A variety of interactive elements will be installed throughout the exhibition to engage visitors, underscoring the importance of prioritizing users throughout the design process. These include: Blindways, an app designed and developed by Perkins School for the Blind, which guides pedestrians who are blind to bus stops using community crowdsourced clues; the eye-tracking, speech-generating devices of Tobii Dynavox, which enable hands-free communication and computer access; and several of Apple’s accessibility apps that operate via Switch Control, VoiceOver or voice-command software.
In an effort to respond to the proliferation of new products, a gallery adjacent to the exhibition will be devoted to several rotations of new work as well as crowd-sourced suggestions of innovative, accessible objects and services. The museum will also host a stimulating, ongoing online conversation on cooperhewitt.org, with contributions by prominent figures in the accessibility movement.
Highlights of objects on view include:
- Racing Wheelchair, 2016, designed by BMW Designworks, in collaboration with athletes Tatyana McFadden and Chelsea McClammer. Using 3-D scans, the wheelchairs were customized to improve aerodynamics, safety, durability and ergonomics, leading McFadden and McClammer to win four medals in the 2016 Summer Paralympic Games in Rio de Janeiro.
- PillPack, 2013, designed by Gen Suzuki and collaborators at IDEO, a service that assists people with managing multiple daily medications, pre-sorting and organizing medication into pouches, labeled with the day and time for each dosage.
- The inclusive Los Angeles County Voting Booth (prototype; to be produced for the 2020 election), 2015, designed by IDEO, Digital Foundry and Cambridge Consultants, addresses all types of voters, including people unfamiliar with technology and who speak languages other than English, who are hard of hearing or have limited vision, in wheelchairs, and with learning disabilities.

(Document layout analysis data)
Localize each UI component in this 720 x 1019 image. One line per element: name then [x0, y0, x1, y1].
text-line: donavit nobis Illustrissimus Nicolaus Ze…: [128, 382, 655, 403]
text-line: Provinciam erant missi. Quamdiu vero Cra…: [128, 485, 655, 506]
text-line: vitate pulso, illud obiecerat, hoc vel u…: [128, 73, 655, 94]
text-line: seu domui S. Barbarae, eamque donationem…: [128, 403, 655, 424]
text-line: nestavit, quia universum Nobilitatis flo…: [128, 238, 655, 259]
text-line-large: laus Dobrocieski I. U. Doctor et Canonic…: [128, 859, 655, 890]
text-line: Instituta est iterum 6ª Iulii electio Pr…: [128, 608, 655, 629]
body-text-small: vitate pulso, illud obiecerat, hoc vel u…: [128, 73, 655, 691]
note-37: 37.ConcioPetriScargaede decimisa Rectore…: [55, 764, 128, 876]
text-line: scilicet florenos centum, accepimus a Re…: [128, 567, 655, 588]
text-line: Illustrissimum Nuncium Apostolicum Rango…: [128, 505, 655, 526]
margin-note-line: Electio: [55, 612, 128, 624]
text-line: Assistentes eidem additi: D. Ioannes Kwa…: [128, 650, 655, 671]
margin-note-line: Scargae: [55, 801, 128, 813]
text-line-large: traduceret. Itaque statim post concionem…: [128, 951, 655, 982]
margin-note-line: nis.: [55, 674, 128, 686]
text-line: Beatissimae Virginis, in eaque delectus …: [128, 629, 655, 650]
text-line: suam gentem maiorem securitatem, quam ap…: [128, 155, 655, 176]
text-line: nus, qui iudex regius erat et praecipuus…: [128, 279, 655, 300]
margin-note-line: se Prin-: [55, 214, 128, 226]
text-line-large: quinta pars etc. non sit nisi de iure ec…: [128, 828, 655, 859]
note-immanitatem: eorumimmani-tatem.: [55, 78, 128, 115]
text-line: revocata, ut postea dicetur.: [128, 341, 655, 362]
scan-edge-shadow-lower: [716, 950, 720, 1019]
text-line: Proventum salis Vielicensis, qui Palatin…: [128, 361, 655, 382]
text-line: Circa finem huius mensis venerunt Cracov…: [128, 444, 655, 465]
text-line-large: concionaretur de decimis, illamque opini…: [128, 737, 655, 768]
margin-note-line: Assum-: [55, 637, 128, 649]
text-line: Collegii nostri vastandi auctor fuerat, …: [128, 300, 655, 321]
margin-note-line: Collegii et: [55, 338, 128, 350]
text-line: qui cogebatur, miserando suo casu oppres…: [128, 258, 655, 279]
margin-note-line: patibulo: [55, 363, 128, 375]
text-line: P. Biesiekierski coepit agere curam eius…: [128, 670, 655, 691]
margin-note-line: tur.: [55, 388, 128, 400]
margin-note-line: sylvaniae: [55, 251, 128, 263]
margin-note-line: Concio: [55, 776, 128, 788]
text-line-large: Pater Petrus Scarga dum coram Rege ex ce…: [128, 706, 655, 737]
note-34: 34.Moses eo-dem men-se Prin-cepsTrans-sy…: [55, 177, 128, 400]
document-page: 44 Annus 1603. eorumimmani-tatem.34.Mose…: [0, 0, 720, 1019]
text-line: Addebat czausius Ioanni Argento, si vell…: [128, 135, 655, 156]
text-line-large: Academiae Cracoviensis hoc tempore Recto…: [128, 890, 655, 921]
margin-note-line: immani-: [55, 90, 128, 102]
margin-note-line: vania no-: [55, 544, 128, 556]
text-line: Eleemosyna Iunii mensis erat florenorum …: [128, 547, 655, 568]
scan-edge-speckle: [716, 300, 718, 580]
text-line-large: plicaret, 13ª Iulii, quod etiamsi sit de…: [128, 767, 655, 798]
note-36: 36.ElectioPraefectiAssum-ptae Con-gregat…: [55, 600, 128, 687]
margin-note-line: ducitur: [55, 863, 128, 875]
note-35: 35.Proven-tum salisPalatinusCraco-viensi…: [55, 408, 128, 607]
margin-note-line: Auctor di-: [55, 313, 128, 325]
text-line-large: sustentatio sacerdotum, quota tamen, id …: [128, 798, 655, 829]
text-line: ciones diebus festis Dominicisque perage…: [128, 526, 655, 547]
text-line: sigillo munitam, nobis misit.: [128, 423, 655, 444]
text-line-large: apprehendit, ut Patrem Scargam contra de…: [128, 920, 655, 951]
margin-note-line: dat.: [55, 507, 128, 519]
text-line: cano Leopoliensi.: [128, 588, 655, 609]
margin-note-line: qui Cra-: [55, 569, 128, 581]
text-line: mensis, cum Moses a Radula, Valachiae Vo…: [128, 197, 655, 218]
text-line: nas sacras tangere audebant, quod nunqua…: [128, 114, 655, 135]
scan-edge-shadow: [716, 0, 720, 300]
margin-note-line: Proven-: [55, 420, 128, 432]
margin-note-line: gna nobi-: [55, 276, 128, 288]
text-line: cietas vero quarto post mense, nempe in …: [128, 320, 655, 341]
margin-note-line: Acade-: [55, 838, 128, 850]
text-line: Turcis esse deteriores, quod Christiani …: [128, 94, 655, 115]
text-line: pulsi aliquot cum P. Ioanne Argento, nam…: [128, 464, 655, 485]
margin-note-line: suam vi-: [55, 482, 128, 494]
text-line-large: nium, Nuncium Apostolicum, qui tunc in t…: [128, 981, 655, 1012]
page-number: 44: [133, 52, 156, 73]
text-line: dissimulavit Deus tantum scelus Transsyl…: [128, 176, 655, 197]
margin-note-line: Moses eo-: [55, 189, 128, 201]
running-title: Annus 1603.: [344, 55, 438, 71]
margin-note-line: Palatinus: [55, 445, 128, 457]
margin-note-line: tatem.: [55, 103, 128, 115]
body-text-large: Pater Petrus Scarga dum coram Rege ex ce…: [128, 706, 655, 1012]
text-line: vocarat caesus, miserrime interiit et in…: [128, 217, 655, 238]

Task to complete:
Continue the text about the accessible design exhibition, picking up right after its last sentence, before the rows.

Reply:
- Prosthetic Leg Covers, ca. 2011, designed and manufactured by McCauley Wanner and Ryan Palibroda for ALLELES Design Studio, which adorn and add a human silhouette to prostheses in a large variety of colors and patterns and the ability to shop in the same way they choose clothes.
- Emma Watch, 2016, developed by Microsoft researchers Haiyan Zhang and Nicolas Villar, is a wearable device that uses haptic vibration technology to allow users with active tremors to regain the use of their hand.
- The SoundShirt, 2015-16, designed by Francesca Rosella and Ryan Genz for CuteCircuit, translates the experience of listening to music for the deaf and hard of hearing. By embedding 16 sensors corresponding to each part of the orchestra—strings, woodwinds, percussion, etc.—into the fabric of a specially designed shirt, music is felt as an immersive experience of tactile sensations.
- Developed by Tech Kids Unlimited, LOLA (Laugh Out Loud Aid), 2015, is an app that engages youth on the autism spectrum to learn digital tools and collaborate through technology.
- From a partnership between Cooper Hewitt and Pratt Institute, a selection of six products that students designed in 2016 in collaboration with CaringKind, a nonprofit dedicated to Alzheimer’s caregiving, to meet the needs of the community with empathy and care.